[Start of Data lines]

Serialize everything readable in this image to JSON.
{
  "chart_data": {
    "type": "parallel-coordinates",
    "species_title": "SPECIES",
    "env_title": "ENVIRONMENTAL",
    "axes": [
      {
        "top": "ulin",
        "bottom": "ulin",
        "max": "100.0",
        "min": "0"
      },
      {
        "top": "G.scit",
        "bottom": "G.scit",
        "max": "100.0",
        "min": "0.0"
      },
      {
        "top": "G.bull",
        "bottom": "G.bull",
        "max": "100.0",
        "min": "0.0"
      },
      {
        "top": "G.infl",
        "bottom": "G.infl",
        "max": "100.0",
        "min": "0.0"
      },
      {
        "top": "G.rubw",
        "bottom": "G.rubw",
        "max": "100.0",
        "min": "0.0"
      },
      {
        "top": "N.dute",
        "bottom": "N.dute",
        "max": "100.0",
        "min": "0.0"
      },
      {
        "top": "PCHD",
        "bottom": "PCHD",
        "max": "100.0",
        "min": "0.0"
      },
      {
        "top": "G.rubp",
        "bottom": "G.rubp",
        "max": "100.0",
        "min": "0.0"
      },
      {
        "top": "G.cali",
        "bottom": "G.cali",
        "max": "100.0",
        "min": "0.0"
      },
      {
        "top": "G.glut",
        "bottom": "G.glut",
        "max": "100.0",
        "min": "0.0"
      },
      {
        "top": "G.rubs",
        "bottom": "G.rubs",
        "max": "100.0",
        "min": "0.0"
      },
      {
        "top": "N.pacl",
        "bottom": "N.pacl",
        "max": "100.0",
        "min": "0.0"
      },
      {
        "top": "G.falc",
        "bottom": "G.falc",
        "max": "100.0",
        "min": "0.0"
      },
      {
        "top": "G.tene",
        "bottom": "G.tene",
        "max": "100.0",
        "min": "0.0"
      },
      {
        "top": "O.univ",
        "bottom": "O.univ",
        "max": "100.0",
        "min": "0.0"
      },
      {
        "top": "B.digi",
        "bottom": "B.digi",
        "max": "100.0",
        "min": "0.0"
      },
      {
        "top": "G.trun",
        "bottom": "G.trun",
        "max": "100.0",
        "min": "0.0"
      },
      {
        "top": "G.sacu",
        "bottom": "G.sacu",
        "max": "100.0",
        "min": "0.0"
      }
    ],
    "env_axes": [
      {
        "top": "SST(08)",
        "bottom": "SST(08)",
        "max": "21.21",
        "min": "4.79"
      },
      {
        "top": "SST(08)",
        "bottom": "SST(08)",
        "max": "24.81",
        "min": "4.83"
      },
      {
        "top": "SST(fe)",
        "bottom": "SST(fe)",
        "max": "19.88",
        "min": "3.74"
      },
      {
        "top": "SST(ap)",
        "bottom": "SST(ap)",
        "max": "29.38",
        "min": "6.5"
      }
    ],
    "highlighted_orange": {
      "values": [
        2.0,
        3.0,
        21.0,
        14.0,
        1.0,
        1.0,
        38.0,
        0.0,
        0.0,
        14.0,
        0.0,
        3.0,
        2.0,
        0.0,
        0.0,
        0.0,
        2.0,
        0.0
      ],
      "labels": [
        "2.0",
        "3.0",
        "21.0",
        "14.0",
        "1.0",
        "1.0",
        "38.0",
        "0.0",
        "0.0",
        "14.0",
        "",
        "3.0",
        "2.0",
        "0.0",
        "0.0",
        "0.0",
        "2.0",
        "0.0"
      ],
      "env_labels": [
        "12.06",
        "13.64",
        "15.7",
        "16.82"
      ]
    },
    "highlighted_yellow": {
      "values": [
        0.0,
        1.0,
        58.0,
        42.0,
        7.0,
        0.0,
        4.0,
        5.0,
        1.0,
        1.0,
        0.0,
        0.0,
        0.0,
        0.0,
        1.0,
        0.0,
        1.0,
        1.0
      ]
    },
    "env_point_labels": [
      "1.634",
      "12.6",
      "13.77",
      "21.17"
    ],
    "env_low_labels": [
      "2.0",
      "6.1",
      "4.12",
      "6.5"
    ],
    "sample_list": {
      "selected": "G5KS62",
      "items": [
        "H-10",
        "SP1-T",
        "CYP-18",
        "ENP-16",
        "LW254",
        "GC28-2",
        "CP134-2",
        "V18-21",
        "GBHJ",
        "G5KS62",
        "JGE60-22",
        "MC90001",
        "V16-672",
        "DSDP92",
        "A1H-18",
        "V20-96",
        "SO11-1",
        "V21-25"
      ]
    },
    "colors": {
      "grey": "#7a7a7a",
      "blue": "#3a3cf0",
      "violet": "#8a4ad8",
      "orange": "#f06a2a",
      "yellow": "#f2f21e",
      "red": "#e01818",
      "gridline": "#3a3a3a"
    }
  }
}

[End of Data lines]

> _Task requirements_:
Copy every line exactly. Leave nothing out.

> _Result for this task_:
Serialize everything readable in this image to JSON.
{
  "chart_data": {
    "type": "parallel-coordinates",
    "species_title": "SPECIES",
    "env_title": "ENVIRONMENTAL",
    "axes": [
      {
        "top": "ulin",
        "bottom": "ulin",
        "max": "100.0",
        "min": "0"
      },
      {
        "top": "G.scit",
        "bottom": "G.scit",
        "max": "100.0",
        "min": "0.0"
      },
      {
        "top": "G.bull",
        "bottom": "G.bull",
        "max": "100.0",
        "min": "0.0"
      },
      {
        "top": "G.infl",
        "bottom": "G.infl",
        "max": "100.0",
        "min": "0.0"
      },
      {
        "top": "G.rubw",
        "bottom": "G.rubw",
        "max": "100.0",
        "min": "0.0"
      },
      {
        "top": "N.dute",
        "bottom": "N.dute",
        "max": "100.0",
        "min": "0.0"
      },
      {
        "top": "PCHD",
        "bottom": "PCHD",
        "max": "100.0",
        "min": "0.0"
      },
      {
        "top": "G.rubp",
        "bottom": "G.rubp",
        "max": "100.0",
        "min": "0.0"
      },
      {
        "top": "G.cali",
        "bottom": "G.cali",
        "max": "100.0",
        "min": "0.0"
      },
      {
        "top": "G.glut",
        "bottom": "G.glut",
        "max": "100.0",
        "min": "0.0"
      },
      {
        "top": "G.rubs",
        "bottom": "G.rubs",
        "max": "100.0",
        "min": "0.0"
      },
      {
        "top": "N.pacl",
        "bottom": "N.pacl",
        "max": "100.0",
        "min": "0.0"
      },
      {
        "top": "G.falc",
        "bottom": "G.falc",
        "max": "100.0",
        "min": "0.0"
      },
      {
        "top": "G.tene",
        "bottom": "G.tene",
        "max": "100.0",
        "min": "0.0"
      },
      {
        "top": "O.univ",
        "bottom": "O.univ",
        "max": "100.0",
        "min": "0.0"
      },
      {
        "top": "B.digi",
        "bottom": "B.digi",
        "max": "100.0",
        "min": "0.0"
      },
      {
        "top": "G.trun",
        "bottom": "G.trun",
        "max": "100.0",
        "min": "0.0"
      },
      {
        "top": "G.sacu",
        "bottom": "G.sacu",
        "max": "100.0",
        "min": "0.0"
      }
    ],
    "env_axes": [
      {
        "top": "SST(08)",
        "bottom": "SST(08)",
        "max": "21.21",
        "min": "4.79"
      },
      {
        "top": "SST(08)",
        "bottom": "SST(08)",
        "max": "24.81",
        "min": "4.83"
      },
      {
        "top": "SST(fe)",
        "bottom": "SST(fe)",
        "max": "19.88",
        "min": "3.74"
      },
      {
        "top": "SST(ap)",
        "bottom": "SST(ap)",
        "max": "29.38",
        "min": "6.5"
      }
    ],
    "highlighted_orange": {
      "values": [
        2.0,
        3.0,
        21.0,
        14.0,
        1.0,
        1.0,
        38.0,
        0.0,
        0.0,
        14.0,
        0.0,
        3.0,
        2.0,
        0.0,
        0.0,
        0.0,
        2.0,
        0.0
      ],
      "labels": [
        "2.0",
        "3.0",
        "21.0",
        "14.0",
        "1.0",
        "1.0",
        "38.0",
        "0.0",
        "0.0",
        "14.0",
        "",
        "3.0",
        "2.0",
        "0.0",
        "0.0",
        "0.0",
        "2.0",
        "0.0"
      ],
      "env_labels": [
        "12.06",
        "13.64",
        "15.7",
        "16.82"
      ]
    },
    "highlighted_yellow": {
      "values": [
        0.0,
        1.0,
        58.0,
        42.0,
        7.0,
        0.0,
        4.0,
        5.0,
        1.0,
        1.0,
        0.0,
        0.0,
        0.0,
        0.0,
        1.0,
        0.0,
        1.0,
        1.0
      ]
    },
    "env_point_labels": [
      "1.634",
      "12.6",
      "13.77",
      "21.17"
    ],
    "env_low_labels": [
      "2.0",
      "6.1",
      "4.12",
      "6.5"
    ],
    "sample_list": {
      "selected": "G5KS62",
      "items": [
        "H-10",
        "SP1-T",
        "CYP-18",
        "ENP-16",
        "LW254",
        "GC28-2",
        "CP134-2",
        "V18-21",
        "GBHJ",
        "G5KS62",
        "JGE60-22",
        "MC90001",
        "V16-672",
        "DSDP92",
        "A1H-18",
        "V20-96",
        "SO11-1",
        "V21-25"
      ]
    },
    "colors": {
      "grey": "#7a7a7a",
      "blue": "#3a3cf0",
      "violet": "#8a4ad8",
      "orange": "#f06a2a",
      "yellow": "#f2f21e",
      "red": "#e01818",
      "gridline": "#3a3a3a"
    }
  }
}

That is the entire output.